(Entries with figure data)
%%

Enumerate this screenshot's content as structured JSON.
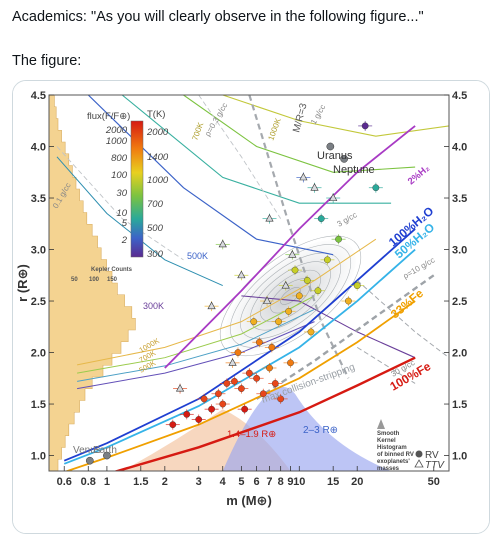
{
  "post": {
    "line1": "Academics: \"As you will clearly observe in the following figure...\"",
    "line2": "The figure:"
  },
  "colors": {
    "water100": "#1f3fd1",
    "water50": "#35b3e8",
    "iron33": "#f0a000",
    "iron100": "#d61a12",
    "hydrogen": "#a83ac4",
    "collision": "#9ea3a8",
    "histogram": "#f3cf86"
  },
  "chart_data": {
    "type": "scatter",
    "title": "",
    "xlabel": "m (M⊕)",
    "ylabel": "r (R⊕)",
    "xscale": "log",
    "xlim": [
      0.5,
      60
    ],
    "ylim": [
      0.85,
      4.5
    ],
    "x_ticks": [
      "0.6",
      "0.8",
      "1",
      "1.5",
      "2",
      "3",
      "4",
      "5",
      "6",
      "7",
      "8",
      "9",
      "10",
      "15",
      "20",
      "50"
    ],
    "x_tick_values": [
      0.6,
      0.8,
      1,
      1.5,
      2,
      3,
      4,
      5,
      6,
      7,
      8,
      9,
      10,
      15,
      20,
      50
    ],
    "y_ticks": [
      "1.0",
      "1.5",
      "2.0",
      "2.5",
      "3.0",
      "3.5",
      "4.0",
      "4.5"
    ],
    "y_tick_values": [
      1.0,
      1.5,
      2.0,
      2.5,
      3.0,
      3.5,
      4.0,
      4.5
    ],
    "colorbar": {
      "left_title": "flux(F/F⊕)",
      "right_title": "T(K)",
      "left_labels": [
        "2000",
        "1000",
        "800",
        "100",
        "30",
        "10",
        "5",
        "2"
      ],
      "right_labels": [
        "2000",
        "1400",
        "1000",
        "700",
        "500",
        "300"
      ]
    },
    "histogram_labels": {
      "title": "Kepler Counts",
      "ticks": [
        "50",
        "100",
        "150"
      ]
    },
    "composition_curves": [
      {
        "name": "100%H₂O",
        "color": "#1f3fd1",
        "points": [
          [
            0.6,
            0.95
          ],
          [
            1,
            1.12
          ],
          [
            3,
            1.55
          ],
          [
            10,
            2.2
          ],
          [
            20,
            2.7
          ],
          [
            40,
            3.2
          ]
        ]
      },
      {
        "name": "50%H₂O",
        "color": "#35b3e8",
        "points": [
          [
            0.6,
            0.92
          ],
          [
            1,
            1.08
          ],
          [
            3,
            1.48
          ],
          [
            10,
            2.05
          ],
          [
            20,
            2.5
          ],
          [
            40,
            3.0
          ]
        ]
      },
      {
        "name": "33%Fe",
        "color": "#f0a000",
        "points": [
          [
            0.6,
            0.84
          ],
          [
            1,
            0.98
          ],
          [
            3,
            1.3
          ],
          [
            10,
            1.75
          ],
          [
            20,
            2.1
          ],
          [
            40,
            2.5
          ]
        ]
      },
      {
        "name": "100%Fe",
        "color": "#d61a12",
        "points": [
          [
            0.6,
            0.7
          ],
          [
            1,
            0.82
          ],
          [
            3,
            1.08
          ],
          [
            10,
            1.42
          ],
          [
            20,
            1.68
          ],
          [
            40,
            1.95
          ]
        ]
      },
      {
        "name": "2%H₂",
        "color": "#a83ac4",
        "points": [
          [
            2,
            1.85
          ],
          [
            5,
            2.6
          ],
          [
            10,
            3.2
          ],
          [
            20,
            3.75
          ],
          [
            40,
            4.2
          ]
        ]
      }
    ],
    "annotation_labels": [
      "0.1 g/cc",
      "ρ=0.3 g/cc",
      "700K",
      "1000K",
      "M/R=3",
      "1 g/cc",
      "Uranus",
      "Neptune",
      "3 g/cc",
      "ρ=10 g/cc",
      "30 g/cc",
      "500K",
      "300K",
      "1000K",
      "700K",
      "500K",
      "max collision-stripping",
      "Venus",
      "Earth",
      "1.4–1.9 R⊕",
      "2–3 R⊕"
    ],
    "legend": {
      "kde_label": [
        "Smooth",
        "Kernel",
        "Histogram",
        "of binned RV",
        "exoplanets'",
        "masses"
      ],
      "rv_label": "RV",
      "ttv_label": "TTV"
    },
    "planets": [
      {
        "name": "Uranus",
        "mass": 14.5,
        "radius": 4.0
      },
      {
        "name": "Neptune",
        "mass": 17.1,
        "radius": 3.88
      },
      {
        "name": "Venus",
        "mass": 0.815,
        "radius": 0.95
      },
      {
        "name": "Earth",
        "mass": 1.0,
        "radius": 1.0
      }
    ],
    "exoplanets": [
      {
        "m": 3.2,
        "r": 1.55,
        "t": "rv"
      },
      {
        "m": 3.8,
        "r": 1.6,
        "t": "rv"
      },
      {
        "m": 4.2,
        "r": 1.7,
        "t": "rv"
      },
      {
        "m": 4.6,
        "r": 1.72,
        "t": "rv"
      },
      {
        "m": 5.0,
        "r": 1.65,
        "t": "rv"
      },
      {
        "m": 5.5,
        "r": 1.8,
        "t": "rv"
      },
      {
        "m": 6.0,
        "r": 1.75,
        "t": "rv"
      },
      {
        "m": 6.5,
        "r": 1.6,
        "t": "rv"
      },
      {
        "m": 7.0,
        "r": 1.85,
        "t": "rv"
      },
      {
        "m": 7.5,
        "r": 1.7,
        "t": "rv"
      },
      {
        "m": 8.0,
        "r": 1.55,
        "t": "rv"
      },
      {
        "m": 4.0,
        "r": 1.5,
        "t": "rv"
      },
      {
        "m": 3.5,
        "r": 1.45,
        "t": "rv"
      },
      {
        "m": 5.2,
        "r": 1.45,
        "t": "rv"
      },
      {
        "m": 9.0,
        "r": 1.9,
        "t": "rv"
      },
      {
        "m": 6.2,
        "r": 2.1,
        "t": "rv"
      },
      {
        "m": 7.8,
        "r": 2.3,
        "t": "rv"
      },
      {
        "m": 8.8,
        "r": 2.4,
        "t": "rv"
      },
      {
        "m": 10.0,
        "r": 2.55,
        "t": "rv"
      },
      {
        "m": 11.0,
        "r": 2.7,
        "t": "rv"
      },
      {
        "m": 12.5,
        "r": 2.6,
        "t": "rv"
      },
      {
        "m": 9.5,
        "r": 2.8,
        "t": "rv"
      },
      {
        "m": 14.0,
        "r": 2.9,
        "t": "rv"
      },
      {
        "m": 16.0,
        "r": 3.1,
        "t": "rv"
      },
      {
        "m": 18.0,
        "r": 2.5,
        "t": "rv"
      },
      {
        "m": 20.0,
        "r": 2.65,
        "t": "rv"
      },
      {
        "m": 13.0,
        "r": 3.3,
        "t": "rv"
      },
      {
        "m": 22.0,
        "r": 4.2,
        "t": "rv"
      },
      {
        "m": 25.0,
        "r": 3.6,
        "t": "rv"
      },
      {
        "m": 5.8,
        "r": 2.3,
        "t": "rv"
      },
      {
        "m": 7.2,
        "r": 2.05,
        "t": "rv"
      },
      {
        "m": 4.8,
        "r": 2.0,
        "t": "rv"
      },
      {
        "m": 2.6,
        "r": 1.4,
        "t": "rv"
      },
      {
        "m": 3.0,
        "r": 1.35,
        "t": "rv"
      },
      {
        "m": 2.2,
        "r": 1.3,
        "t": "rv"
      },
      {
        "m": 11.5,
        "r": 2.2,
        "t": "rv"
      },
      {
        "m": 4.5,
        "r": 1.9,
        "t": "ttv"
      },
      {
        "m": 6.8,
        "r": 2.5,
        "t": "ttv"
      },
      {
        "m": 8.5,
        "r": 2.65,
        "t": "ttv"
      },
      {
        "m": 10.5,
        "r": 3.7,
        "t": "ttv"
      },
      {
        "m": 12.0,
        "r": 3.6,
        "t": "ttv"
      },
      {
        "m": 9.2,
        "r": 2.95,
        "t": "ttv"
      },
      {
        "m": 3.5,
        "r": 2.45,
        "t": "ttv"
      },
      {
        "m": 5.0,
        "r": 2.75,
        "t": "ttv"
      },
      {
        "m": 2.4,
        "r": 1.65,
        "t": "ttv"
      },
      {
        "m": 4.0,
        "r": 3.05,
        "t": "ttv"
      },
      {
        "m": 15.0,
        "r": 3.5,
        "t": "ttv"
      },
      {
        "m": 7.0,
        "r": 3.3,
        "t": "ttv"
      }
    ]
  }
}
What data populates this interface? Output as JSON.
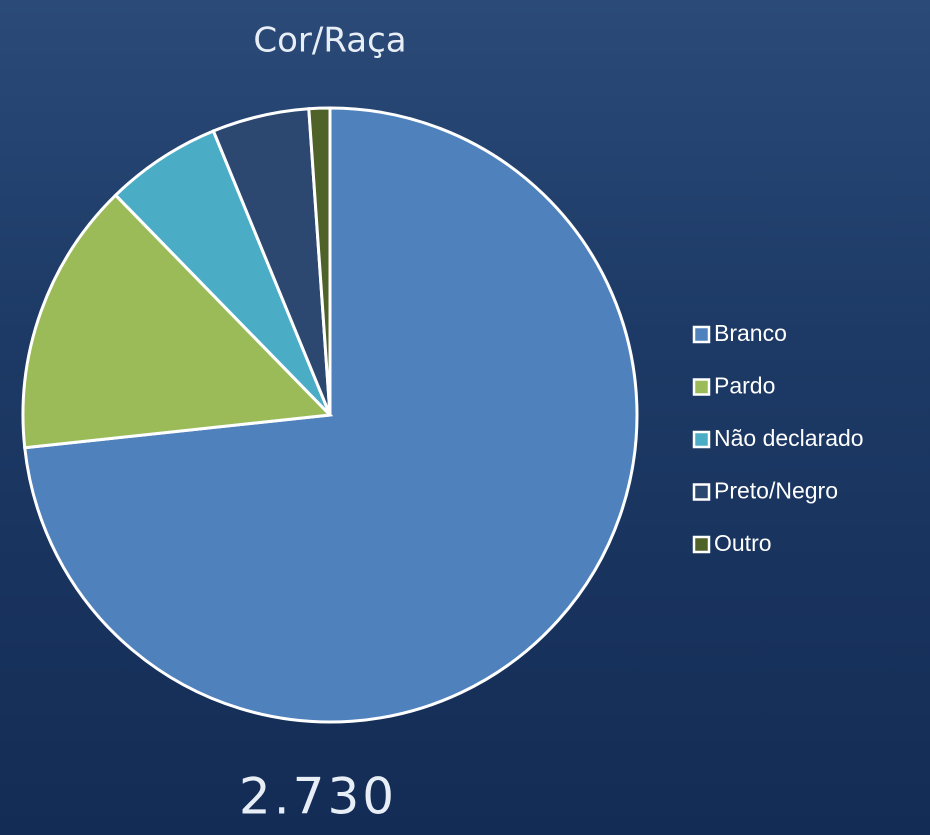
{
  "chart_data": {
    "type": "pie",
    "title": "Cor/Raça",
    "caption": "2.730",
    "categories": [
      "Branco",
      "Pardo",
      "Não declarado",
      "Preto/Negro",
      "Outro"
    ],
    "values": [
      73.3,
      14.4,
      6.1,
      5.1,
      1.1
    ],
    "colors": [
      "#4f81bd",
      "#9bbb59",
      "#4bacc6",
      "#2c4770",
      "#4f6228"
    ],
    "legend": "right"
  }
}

%%

Determine how many lines of the listing hold the word "collision" and reply with that figure alone.

Response to this exercise.
2